## Written task
Please transcribe the records precisely; pictures stay out of your copy.

(Dataset entries)
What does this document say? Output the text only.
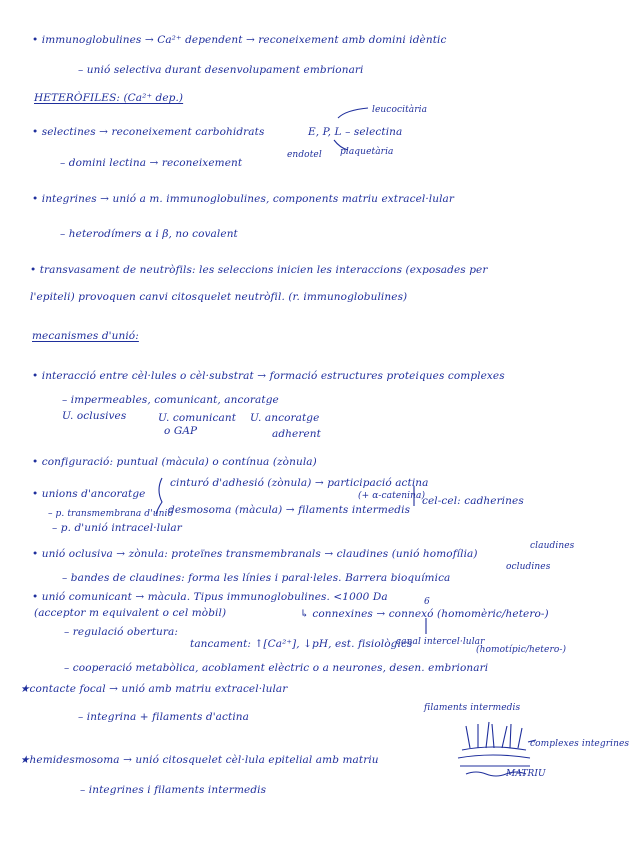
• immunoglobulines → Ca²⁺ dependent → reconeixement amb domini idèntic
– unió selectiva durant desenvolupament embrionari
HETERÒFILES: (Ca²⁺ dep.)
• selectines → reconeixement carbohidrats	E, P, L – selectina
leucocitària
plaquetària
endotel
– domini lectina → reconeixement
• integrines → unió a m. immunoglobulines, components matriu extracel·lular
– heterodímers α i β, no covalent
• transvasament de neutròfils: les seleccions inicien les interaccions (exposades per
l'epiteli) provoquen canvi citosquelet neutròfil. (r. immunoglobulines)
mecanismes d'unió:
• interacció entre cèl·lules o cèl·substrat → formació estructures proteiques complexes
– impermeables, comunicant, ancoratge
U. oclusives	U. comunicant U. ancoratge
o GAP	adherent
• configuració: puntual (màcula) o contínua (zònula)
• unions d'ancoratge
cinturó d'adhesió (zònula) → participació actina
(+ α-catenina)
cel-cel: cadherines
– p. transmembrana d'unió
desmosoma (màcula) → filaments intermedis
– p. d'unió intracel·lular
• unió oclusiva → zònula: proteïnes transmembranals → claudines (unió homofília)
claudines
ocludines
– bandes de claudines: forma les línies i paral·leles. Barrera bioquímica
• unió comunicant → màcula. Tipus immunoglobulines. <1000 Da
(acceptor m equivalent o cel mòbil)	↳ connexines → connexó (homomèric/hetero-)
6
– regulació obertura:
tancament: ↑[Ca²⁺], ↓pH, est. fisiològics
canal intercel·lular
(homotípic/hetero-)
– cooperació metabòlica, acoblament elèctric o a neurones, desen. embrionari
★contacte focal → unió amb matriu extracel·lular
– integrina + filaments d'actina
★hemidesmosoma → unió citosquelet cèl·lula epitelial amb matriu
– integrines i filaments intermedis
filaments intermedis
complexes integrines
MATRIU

## Answer in full
What does this document say? Output the text only.
• immunoglobulines → Ca²⁺ dependent → reconeixement amb domini idèntic
– unió selectiva durant desenvolupament embrionari
HETERÒFILES: (Ca²⁺ dep.)
• selectines → reconeixement carbohidrats	E, P, L – selectina
leucocitària
plaquetària
endotel
– domini lectina → reconeixement
• integrines → unió a m. immunoglobulines, components matriu extracel·lular
– heterodímers α i β, no covalent
• transvasament de neutròfils: les seleccions inicien les interaccions (exposades per
l'epiteli) provoquen canvi citosquelet neutròfil. (r. immunoglobulines)
mecanismes d'unió:
• interacció entre cèl·lules o cèl·substrat → formació estructures proteiques complexes
– impermeables, comunicant, ancoratge
U. oclusives	U. comunicant U. ancoratge
o GAP	adherent
• configuració: puntual (màcula) o contínua (zònula)
• unions d'ancoratge
cinturó d'adhesió (zònula) → participació actina
(+ α-catenina)
cel-cel: cadherines
– p. transmembrana d'unió
desmosoma (màcula) → filaments intermedis
– p. d'unió intracel·lular
• unió oclusiva → zònula: proteïnes transmembranals → claudines (unió homofília)
claudines
ocludines
– bandes de claudines: forma les línies i paral·leles. Barrera bioquímica
• unió comunicant → màcula. Tipus immunoglobulines. <1000 Da
(acceptor m equivalent o cel mòbil)	↳ connexines → connexó (homomèric/hetero-)
6
– regulació obertura:
tancament: ↑[Ca²⁺], ↓pH, est. fisiològics
canal intercel·lular
(homotípic/hetero-)
– cooperació metabòlica, acoblament elèctric o a neurones, desen. embrionari
★contacte focal → unió amb matriu extracel·lular
– integrina + filaments d'actina
★hemidesmosoma → unió citosquelet cèl·lula epitelial amb matriu
– integrines i filaments intermedis
filaments intermedis
complexes integrines
MATRIU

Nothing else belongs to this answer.